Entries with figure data

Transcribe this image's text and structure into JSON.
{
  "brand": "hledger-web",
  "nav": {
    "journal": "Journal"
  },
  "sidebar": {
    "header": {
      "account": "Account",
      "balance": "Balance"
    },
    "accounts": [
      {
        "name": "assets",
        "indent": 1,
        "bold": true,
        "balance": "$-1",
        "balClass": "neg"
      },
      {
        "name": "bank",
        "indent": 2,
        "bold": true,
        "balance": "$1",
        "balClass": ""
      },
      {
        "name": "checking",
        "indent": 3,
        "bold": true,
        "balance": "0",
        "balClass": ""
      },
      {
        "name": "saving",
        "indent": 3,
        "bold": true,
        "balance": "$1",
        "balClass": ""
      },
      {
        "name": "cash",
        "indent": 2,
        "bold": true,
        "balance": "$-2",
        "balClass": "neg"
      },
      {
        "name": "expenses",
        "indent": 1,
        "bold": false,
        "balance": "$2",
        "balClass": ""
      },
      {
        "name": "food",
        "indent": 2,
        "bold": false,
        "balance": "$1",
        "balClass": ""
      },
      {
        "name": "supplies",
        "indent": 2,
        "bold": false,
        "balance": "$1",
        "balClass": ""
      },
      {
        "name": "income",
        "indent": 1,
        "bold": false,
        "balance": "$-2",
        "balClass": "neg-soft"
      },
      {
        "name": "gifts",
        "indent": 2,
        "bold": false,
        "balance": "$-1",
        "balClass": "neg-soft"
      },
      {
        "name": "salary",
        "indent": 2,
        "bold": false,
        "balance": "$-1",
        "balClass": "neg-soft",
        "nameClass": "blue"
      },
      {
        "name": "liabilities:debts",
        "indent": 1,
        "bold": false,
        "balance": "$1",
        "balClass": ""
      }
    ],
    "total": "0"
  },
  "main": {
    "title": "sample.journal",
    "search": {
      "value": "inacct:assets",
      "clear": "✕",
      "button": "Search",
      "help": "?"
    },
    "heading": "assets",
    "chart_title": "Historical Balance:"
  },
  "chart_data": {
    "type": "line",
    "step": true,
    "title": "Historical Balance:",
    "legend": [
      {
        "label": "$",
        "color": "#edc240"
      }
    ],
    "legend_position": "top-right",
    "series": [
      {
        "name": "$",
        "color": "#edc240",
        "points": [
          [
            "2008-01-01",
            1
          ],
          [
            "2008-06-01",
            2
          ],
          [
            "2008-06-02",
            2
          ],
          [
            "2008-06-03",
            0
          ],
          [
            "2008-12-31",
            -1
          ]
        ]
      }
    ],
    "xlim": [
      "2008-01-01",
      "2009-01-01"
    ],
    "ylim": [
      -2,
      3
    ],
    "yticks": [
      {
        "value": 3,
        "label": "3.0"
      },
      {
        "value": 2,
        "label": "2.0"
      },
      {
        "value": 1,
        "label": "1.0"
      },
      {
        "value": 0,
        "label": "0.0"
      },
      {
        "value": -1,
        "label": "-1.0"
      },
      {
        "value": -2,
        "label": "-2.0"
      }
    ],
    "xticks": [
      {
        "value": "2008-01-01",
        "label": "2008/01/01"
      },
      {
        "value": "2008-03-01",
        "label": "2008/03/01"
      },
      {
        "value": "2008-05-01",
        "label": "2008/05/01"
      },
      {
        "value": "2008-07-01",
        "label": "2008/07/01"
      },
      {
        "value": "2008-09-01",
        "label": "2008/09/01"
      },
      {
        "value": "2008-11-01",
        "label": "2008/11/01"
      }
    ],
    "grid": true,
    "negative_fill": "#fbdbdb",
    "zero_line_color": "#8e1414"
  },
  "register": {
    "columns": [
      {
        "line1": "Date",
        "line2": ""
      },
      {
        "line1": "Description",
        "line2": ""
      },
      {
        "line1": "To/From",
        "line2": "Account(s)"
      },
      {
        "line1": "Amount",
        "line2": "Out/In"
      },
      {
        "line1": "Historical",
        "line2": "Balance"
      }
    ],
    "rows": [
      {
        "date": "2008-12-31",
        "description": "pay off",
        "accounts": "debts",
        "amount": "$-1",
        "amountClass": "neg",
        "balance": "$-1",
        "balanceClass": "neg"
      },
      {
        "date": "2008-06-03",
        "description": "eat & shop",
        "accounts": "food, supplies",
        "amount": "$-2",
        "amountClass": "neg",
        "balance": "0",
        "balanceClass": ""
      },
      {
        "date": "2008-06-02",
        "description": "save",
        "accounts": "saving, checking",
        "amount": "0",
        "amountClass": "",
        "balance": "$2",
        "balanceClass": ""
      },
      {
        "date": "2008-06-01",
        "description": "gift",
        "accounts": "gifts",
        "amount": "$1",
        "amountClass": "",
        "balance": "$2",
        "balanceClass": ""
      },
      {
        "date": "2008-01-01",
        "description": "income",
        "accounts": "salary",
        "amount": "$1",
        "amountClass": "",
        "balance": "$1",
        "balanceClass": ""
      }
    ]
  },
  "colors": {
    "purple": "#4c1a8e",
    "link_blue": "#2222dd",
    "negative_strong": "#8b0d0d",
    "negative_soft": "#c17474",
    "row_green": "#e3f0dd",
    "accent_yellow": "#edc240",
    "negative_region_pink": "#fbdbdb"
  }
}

STATED EXERCISE = Write out the material exactly as given.

COMPLETED TASK =
Transcribe this image's text and structure into JSON.
{
  "brand": "hledger-web",
  "nav": {
    "journal": "Journal"
  },
  "sidebar": {
    "header": {
      "account": "Account",
      "balance": "Balance"
    },
    "accounts": [
      {
        "name": "assets",
        "indent": 1,
        "bold": true,
        "balance": "$-1",
        "balClass": "neg"
      },
      {
        "name": "bank",
        "indent": 2,
        "bold": true,
        "balance": "$1",
        "balClass": ""
      },
      {
        "name": "checking",
        "indent": 3,
        "bold": true,
        "balance": "0",
        "balClass": ""
      },
      {
        "name": "saving",
        "indent": 3,
        "bold": true,
        "balance": "$1",
        "balClass": ""
      },
      {
        "name": "cash",
        "indent": 2,
        "bold": true,
        "balance": "$-2",
        "balClass": "neg"
      },
      {
        "name": "expenses",
        "indent": 1,
        "bold": false,
        "balance": "$2",
        "balClass": ""
      },
      {
        "name": "food",
        "indent": 2,
        "bold": false,
        "balance": "$1",
        "balClass": ""
      },
      {
        "name": "supplies",
        "indent": 2,
        "bold": false,
        "balance": "$1",
        "balClass": ""
      },
      {
        "name": "income",
        "indent": 1,
        "bold": false,
        "balance": "$-2",
        "balClass": "neg-soft"
      },
      {
        "name": "gifts",
        "indent": 2,
        "bold": false,
        "balance": "$-1",
        "balClass": "neg-soft"
      },
      {
        "name": "salary",
        "indent": 2,
        "bold": false,
        "balance": "$-1",
        "balClass": "neg-soft",
        "nameClass": "blue"
      },
      {
        "name": "liabilities:debts",
        "indent": 1,
        "bold": false,
        "balance": "$1",
        "balClass": ""
      }
    ],
    "total": "0"
  },
  "main": {
    "title": "sample.journal",
    "search": {
      "value": "inacct:assets",
      "clear": "✕",
      "button": "Search",
      "help": "?"
    },
    "heading": "assets",
    "chart_title": "Historical Balance:"
  },
  "chart_data": {
    "type": "line",
    "step": true,
    "title": "Historical Balance:",
    "legend": [
      {
        "label": "$",
        "color": "#edc240"
      }
    ],
    "legend_position": "top-right",
    "series": [
      {
        "name": "$",
        "color": "#edc240",
        "points": [
          [
            "2008-01-01",
            1
          ],
          [
            "2008-06-01",
            2
          ],
          [
            "2008-06-02",
            2
          ],
          [
            "2008-06-03",
            0
          ],
          [
            "2008-12-31",
            -1
          ]
        ]
      }
    ],
    "xlim": [
      "2008-01-01",
      "2009-01-01"
    ],
    "ylim": [
      -2,
      3
    ],
    "yticks": [
      {
        "value": 3,
        "label": "3.0"
      },
      {
        "value": 2,
        "label": "2.0"
      },
      {
        "value": 1,
        "label": "1.0"
      },
      {
        "value": 0,
        "label": "0.0"
      },
      {
        "value": -1,
        "label": "-1.0"
      },
      {
        "value": -2,
        "label": "-2.0"
      }
    ],
    "xticks": [
      {
        "value": "2008-01-01",
        "label": "2008/01/01"
      },
      {
        "value": "2008-03-01",
        "label": "2008/03/01"
      },
      {
        "value": "2008-05-01",
        "label": "2008/05/01"
      },
      {
        "value": "2008-07-01",
        "label": "2008/07/01"
      },
      {
        "value": "2008-09-01",
        "label": "2008/09/01"
      },
      {
        "value": "2008-11-01",
        "label": "2008/11/01"
      }
    ],
    "grid": true,
    "negative_fill": "#fbdbdb",
    "zero_line_color": "#8e1414"
  },
  "register": {
    "columns": [
      {
        "line1": "Date",
        "line2": ""
      },
      {
        "line1": "Description",
        "line2": ""
      },
      {
        "line1": "To/From",
        "line2": "Account(s)"
      },
      {
        "line1": "Amount",
        "line2": "Out/In"
      },
      {
        "line1": "Historical",
        "line2": "Balance"
      }
    ],
    "rows": [
      {
        "date": "2008-12-31",
        "description": "pay off",
        "accounts": "debts",
        "amount": "$-1",
        "amountClass": "neg",
        "balance": "$-1",
        "balanceClass": "neg"
      },
      {
        "date": "2008-06-03",
        "description": "eat & shop",
        "accounts": "food, supplies",
        "amount": "$-2",
        "amountClass": "neg",
        "balance": "0",
        "balanceClass": ""
      },
      {
        "date": "2008-06-02",
        "description": "save",
        "accounts": "saving, checking",
        "amount": "0",
        "amountClass": "",
        "balance": "$2",
        "balanceClass": ""
      },
      {
        "date": "2008-06-01",
        "description": "gift",
        "accounts": "gifts",
        "amount": "$1",
        "amountClass": "",
        "balance": "$2",
        "balanceClass": ""
      },
      {
        "date": "2008-01-01",
        "description": "income",
        "accounts": "salary",
        "amount": "$1",
        "amountClass": "",
        "balance": "$1",
        "balanceClass": ""
      }
    ]
  },
  "colors": {
    "purple": "#4c1a8e",
    "link_blue": "#2222dd",
    "negative_strong": "#8b0d0d",
    "negative_soft": "#c17474",
    "row_green": "#e3f0dd",
    "accent_yellow": "#edc240",
    "negative_region_pink": "#fbdbdb"
  }
}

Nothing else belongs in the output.